Required work: Look over the lines below. Report each one that includes the string "MILLONES".

Figure record listings
---*---

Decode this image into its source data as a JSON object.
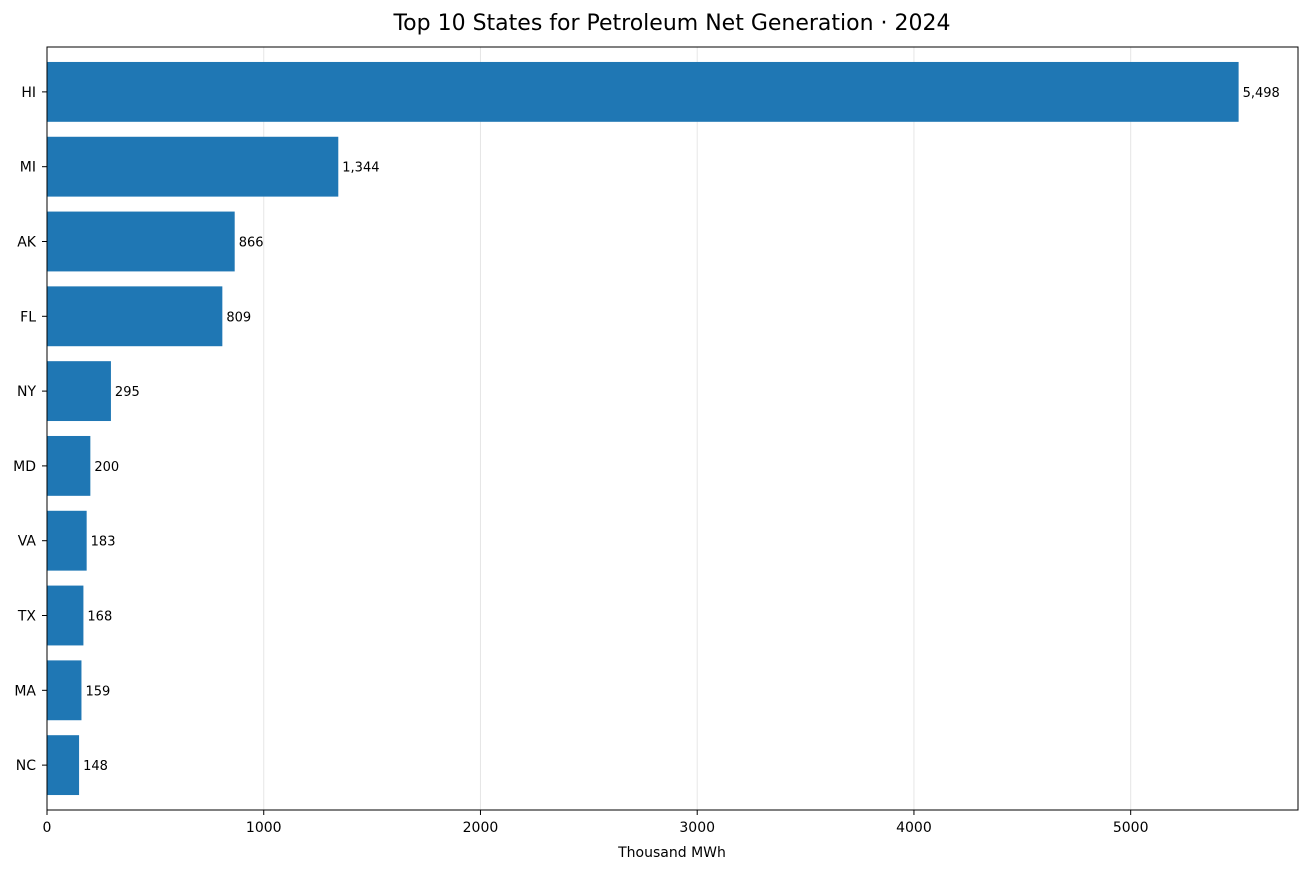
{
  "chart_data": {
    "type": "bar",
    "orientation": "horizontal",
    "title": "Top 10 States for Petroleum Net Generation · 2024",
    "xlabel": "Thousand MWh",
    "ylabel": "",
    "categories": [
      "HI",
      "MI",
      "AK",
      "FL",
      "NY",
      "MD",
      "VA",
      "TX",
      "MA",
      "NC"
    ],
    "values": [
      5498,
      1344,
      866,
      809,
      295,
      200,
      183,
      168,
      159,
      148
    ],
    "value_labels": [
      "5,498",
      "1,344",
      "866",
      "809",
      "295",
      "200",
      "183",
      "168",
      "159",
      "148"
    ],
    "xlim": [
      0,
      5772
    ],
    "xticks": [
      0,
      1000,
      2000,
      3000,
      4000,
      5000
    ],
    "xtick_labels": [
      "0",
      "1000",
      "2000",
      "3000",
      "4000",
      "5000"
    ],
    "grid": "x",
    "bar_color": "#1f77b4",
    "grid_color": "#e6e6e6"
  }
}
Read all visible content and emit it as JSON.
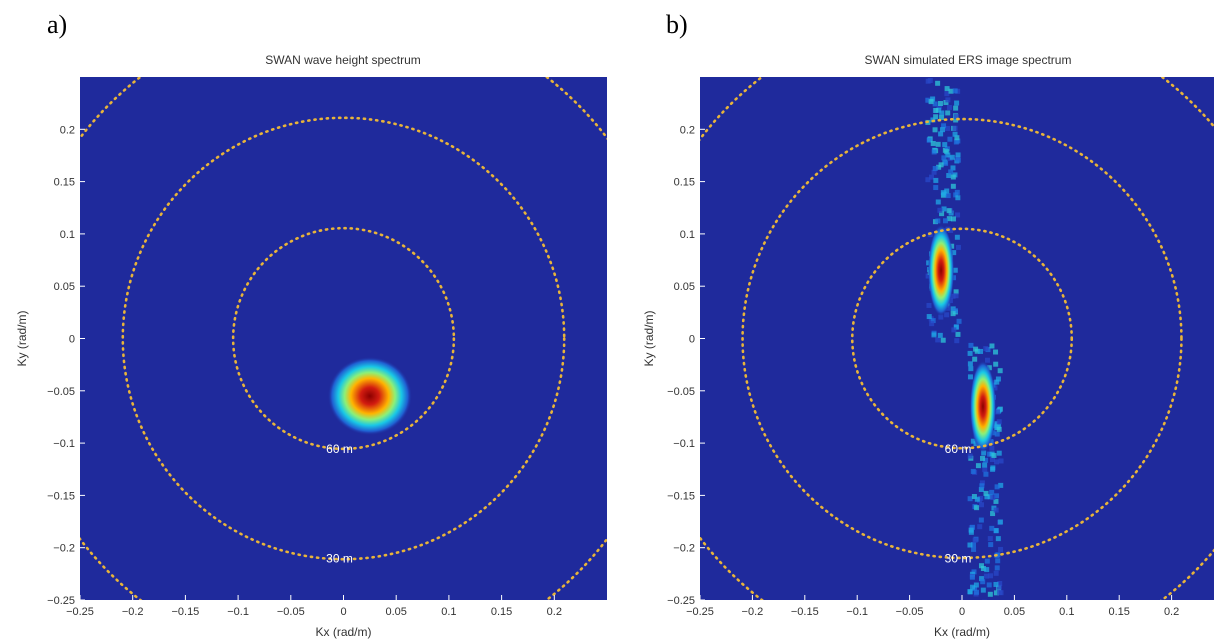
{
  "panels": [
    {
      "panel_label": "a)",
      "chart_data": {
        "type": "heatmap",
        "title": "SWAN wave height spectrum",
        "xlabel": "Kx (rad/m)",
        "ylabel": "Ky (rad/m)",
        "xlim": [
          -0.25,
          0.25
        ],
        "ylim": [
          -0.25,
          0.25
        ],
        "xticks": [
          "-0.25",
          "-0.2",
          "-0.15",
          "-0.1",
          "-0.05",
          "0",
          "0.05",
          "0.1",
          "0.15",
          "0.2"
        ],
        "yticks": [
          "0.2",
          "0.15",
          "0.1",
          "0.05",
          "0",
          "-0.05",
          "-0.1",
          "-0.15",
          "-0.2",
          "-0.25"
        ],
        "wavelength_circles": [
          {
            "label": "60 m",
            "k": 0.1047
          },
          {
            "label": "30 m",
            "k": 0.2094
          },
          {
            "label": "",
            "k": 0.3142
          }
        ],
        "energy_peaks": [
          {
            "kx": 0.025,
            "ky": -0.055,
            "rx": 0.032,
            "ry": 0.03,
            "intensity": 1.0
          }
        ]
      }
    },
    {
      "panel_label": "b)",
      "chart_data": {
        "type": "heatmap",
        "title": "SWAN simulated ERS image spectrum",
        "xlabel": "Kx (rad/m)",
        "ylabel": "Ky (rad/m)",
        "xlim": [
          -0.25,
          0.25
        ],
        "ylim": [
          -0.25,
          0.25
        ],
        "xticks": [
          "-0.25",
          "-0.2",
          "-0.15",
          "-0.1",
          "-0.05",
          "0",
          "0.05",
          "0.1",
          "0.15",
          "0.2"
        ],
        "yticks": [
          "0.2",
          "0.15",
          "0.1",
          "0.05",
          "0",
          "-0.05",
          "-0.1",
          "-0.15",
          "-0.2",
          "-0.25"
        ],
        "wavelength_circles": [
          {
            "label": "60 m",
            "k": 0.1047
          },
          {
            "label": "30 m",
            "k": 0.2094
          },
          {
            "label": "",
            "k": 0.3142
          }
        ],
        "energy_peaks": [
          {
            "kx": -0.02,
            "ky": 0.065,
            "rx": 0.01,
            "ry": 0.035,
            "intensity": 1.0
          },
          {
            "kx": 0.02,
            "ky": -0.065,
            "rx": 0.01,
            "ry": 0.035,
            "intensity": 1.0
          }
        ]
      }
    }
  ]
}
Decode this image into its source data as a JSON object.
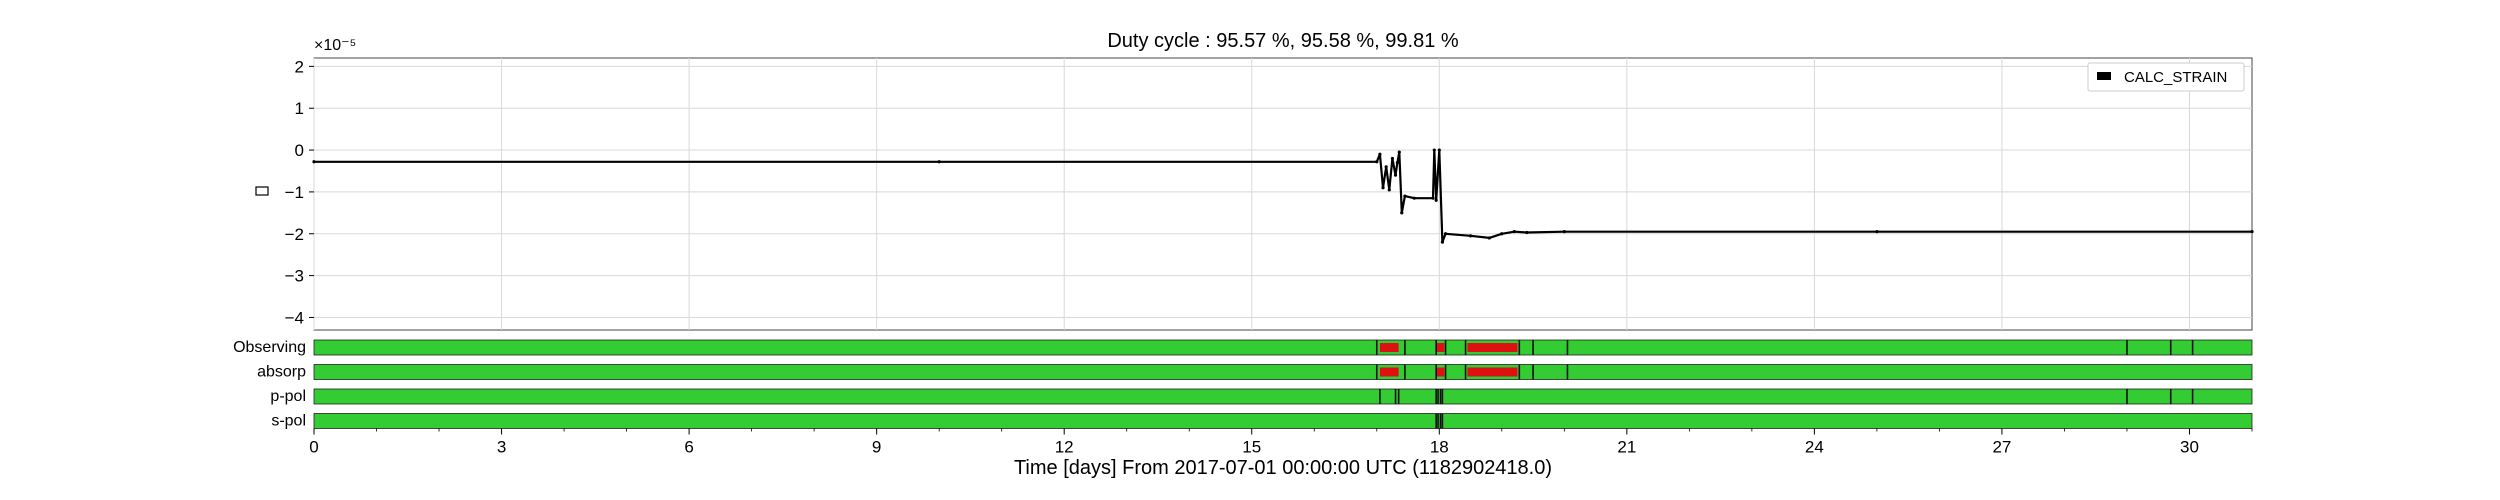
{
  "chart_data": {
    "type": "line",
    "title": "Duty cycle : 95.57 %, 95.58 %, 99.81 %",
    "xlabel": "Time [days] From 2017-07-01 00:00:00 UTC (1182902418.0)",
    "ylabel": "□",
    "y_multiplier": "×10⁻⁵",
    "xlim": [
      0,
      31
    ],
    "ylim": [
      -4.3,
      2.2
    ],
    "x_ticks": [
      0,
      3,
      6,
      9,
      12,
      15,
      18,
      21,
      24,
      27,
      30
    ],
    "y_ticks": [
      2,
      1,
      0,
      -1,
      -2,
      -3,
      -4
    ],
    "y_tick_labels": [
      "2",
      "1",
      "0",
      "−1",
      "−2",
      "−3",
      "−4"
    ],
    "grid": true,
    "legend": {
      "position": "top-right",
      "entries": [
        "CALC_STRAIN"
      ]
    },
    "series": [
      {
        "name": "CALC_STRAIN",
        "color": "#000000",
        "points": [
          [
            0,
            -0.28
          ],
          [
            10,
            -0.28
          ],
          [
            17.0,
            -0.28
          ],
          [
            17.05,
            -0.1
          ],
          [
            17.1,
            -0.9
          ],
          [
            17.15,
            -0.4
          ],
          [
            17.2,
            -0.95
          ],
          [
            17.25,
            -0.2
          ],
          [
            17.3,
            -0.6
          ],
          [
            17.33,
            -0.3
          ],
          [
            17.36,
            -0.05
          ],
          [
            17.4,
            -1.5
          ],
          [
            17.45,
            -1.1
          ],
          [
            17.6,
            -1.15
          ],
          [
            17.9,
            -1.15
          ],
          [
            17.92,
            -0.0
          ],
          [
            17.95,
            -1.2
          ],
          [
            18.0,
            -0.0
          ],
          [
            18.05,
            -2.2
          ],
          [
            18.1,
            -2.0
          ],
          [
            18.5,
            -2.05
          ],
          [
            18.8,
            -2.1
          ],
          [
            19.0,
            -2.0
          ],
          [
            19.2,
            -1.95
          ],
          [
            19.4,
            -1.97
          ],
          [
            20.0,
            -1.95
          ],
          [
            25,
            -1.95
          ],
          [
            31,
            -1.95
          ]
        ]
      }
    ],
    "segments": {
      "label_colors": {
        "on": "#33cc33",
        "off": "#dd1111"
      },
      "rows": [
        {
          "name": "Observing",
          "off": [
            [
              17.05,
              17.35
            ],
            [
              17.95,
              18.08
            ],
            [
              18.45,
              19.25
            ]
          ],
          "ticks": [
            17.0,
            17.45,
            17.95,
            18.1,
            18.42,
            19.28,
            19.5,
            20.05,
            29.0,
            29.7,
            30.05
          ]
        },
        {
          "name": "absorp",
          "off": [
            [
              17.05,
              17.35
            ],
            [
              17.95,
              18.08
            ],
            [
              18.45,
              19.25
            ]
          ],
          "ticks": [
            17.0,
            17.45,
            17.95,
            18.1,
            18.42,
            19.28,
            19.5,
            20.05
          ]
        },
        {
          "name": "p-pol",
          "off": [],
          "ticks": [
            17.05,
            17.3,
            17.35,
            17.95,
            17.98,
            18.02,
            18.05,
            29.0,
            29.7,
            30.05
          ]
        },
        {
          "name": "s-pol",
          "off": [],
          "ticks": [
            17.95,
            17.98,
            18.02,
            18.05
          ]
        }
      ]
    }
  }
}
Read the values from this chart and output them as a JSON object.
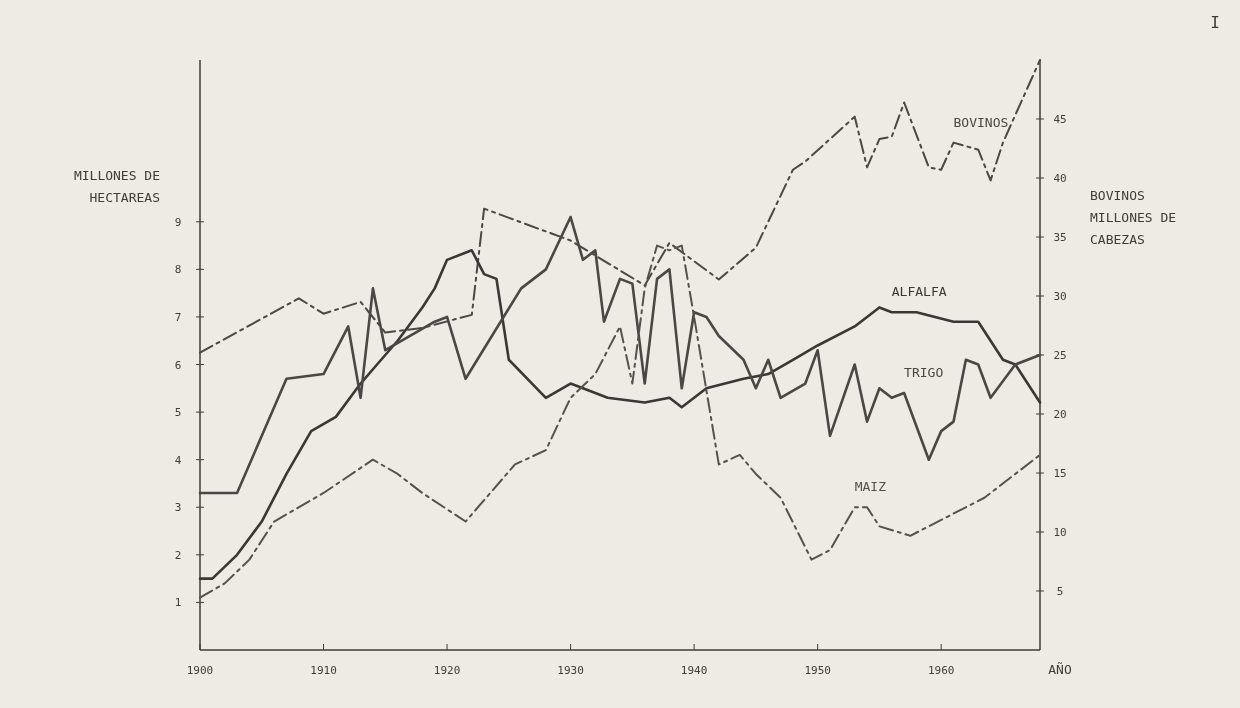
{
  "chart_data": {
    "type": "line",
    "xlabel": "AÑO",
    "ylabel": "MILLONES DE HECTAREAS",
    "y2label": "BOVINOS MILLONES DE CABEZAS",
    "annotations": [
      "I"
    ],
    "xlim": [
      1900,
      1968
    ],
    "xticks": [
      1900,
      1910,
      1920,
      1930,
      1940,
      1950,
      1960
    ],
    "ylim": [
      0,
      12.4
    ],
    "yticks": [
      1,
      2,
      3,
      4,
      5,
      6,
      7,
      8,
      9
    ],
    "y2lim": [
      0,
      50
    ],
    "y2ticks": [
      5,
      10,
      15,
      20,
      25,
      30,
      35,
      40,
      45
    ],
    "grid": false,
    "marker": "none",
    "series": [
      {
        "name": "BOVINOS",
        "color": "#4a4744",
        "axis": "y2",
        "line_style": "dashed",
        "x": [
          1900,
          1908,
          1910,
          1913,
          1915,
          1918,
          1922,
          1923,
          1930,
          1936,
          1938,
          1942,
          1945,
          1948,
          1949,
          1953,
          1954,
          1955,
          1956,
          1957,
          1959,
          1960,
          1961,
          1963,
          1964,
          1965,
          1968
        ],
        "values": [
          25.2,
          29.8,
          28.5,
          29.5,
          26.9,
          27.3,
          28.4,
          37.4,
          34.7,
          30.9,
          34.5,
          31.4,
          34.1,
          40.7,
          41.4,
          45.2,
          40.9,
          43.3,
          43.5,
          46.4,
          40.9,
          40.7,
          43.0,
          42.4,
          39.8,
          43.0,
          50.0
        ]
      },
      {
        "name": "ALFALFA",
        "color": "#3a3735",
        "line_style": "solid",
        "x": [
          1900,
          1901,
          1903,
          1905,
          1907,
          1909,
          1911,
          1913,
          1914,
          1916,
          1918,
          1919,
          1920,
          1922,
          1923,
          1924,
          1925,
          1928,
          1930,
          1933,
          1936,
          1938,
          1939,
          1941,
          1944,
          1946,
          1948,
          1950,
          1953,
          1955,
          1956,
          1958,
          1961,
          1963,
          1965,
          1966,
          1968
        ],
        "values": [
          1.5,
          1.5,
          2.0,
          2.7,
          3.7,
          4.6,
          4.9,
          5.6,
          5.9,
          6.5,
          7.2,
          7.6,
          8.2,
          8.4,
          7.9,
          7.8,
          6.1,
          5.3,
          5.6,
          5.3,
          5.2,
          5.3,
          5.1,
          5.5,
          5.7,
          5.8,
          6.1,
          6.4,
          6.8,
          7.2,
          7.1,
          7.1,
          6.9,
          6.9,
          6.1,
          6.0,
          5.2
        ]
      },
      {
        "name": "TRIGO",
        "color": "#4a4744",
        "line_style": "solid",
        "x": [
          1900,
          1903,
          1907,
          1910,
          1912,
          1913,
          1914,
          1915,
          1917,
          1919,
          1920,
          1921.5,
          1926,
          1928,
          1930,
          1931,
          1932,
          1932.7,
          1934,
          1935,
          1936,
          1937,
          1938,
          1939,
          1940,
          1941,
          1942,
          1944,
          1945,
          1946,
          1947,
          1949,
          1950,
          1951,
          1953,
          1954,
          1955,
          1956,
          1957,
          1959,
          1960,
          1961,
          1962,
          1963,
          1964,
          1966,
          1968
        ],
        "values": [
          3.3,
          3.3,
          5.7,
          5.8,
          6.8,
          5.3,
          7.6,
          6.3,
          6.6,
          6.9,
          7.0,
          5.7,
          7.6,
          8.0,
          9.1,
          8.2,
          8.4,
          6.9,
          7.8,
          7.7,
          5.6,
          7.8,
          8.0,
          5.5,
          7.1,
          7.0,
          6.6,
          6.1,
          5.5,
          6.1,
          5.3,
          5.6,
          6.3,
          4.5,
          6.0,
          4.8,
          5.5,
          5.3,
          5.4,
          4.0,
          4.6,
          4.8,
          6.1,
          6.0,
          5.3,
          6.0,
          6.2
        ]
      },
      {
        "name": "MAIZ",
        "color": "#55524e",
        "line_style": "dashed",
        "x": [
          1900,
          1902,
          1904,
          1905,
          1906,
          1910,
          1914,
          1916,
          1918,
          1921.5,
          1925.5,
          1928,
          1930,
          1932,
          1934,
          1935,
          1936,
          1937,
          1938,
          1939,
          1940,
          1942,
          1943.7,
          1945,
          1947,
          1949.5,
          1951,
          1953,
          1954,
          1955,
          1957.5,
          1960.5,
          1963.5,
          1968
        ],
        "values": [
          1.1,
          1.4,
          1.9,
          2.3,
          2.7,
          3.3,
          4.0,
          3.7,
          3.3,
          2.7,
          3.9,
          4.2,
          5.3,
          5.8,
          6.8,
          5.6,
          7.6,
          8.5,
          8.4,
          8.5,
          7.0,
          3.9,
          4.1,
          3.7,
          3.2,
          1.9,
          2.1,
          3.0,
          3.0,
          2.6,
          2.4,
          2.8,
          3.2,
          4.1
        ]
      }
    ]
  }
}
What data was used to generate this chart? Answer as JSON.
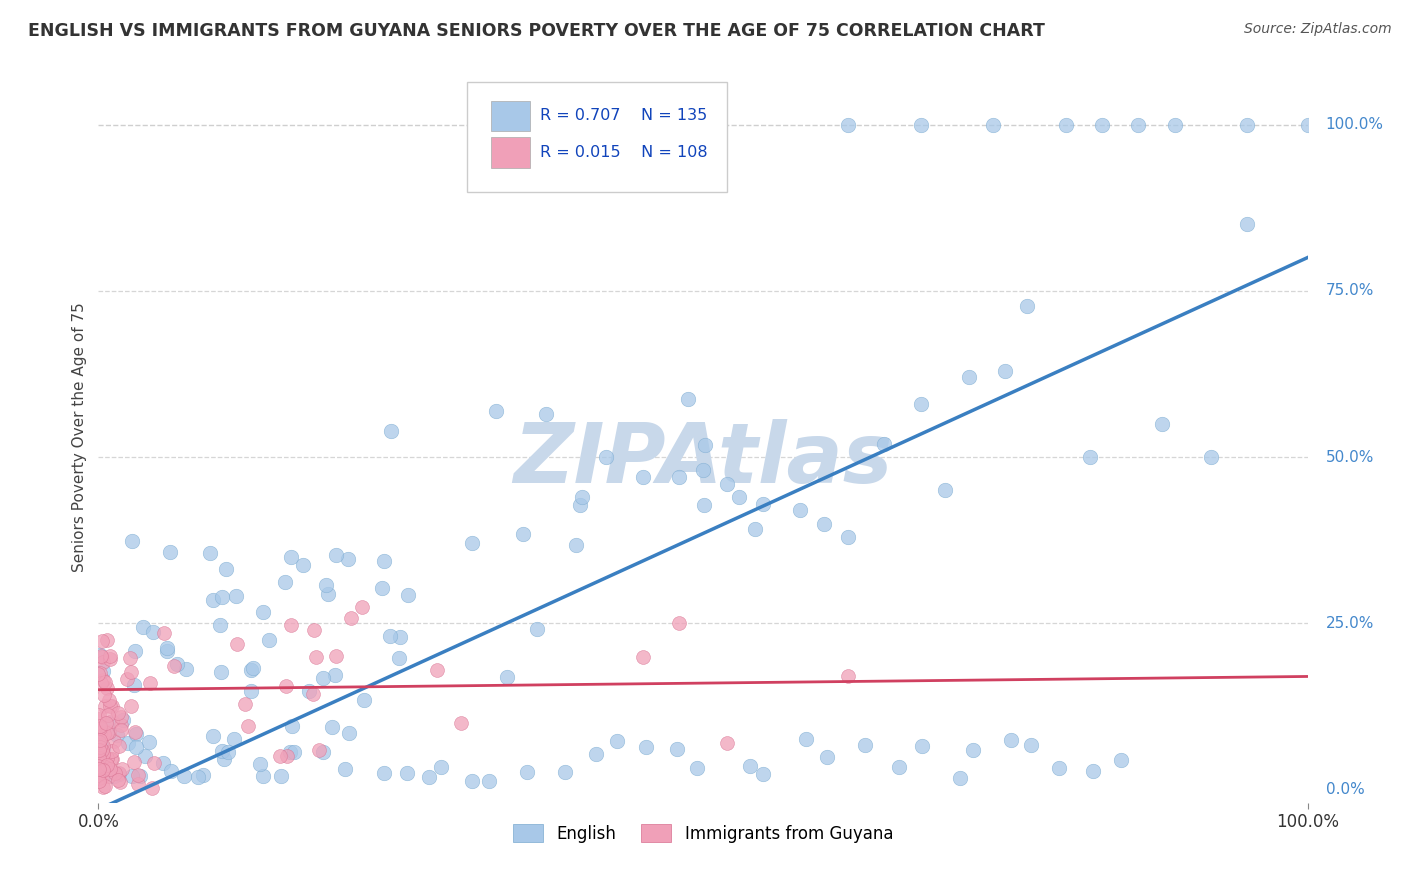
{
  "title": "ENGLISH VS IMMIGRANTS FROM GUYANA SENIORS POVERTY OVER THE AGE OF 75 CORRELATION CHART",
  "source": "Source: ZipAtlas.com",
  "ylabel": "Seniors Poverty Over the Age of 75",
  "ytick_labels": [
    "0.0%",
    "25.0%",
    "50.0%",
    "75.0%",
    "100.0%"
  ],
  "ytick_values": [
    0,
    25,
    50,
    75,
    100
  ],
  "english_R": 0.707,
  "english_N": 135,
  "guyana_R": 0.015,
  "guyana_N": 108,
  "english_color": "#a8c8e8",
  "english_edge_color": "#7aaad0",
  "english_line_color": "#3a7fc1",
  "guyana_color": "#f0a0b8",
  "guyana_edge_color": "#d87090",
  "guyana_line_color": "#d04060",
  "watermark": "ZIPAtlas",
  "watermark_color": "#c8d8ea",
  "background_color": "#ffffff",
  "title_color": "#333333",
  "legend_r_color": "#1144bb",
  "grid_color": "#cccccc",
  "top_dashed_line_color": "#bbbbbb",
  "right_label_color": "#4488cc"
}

---*---

Finished task:
    "ylabel": "MILLONES DE HECTAREAS",
    "y2label": "BOVINOS MILLONES DE CABEZAS",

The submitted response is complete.